--- start of Passage given ---

The Tiger Girls, Burma’s answer to the celebrated Spice Girls, are clawing their way rapidly to the top of the Burmese pop scene.

Burma’s first all-girl band took to the stage last February and since then has built up a large fan base—which doesn’t include members of the country’s censorship board, who took exception to some of the group’s more daring English language lyrics.

According to a report in Britain’s Guardian newspaper, the censors ordered the group to excise a lyric reading “Is this Yangon [Rangoon] or is this the jungle?” The band replaced it with “I see you, you see me, but I’m gonna dance, because I’m free,” which won the censors’ approval.

The band was created by an Australian dancer, Nicola May, who was teaching in Rangoon orphanages when she realized that Burma’s pop scene lacked an all-girl group. She held auditions and chose the five members of the Tiger Girls from 100 applicants.

“There is so much natural music flowing through people’s veins here, but the music industry is undeveloped,” she told The Guardian. “Girls have more to sing about than sad love songs or tough hip-hop tracks.”

The Tiger Girls write their own songs, which often contain contemporary social messages.

“Is this Yangon or is this the jungle?” was interpreted as a comment on the difficulties of living in Rangoon, with its constant power failures and other annoyances.

Sure enough, when The Guardian’s reporter called to watch a Tiger Girls rehearsal the power suddenly failed in the tiny Rangoon studio.

“The singers are just launching into the chorus when the music goes dead,” he wrote. “The power has cut out, as it does a couple of times a day in Burma’s crumbling former capital, taking with it their backing tracks, the lights and the air conditioning.

“The girls sing on, undeterred by the sweltering heat of their boxy rehearsal studio or the noisy city outside.”

The Spice Girls never had to contend with conditions like that, the reporter noted—“But the Spice Girls never had to have their song lyrics approved by a military board of censors, either.”

--- end of Passage given ---
--- start of Data excerpt ---

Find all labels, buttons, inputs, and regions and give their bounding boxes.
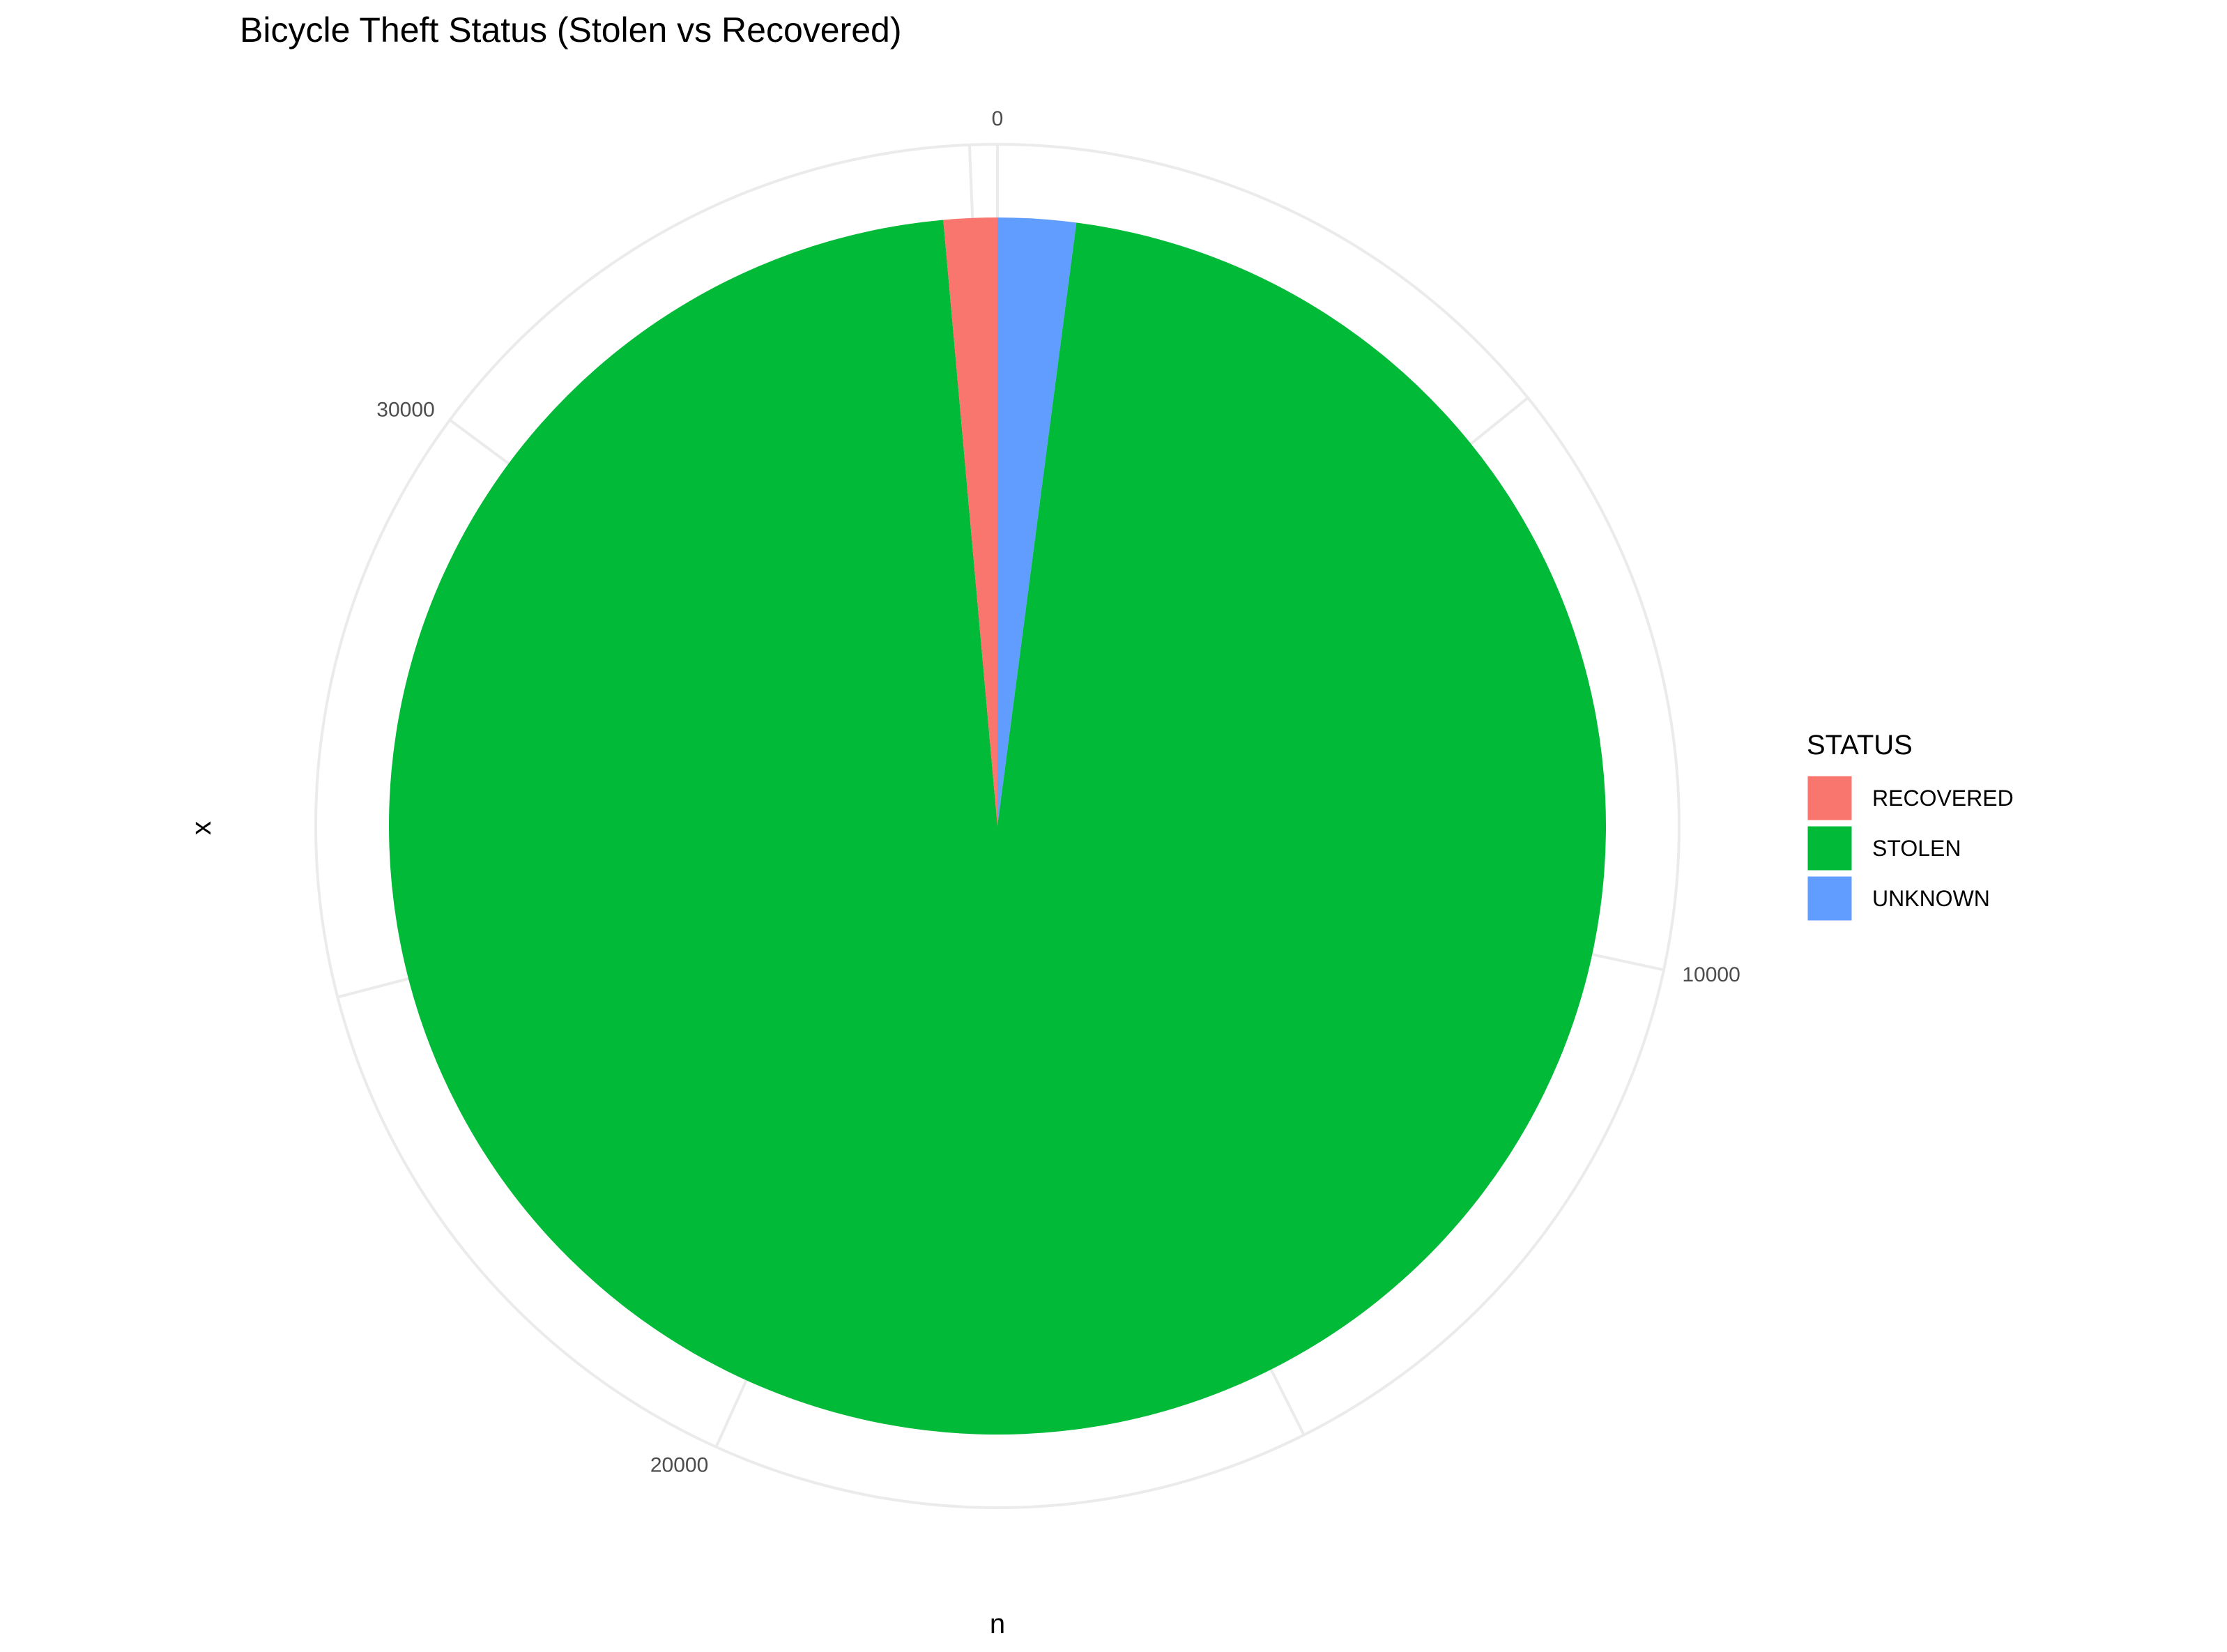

--- end of Data excerpt ---

List of tasks ▸
#1 In the article on the Tiger Girls, from how many applicants were the band's five members chosen?
#2 According to the article on the Tiger Girls, what did the power cut during the rehearsal take with it? List every item the article names.

Results in order ▸
#1 From 100 applicants.

#2
- Their backing tracks
- The lights
- The air conditioning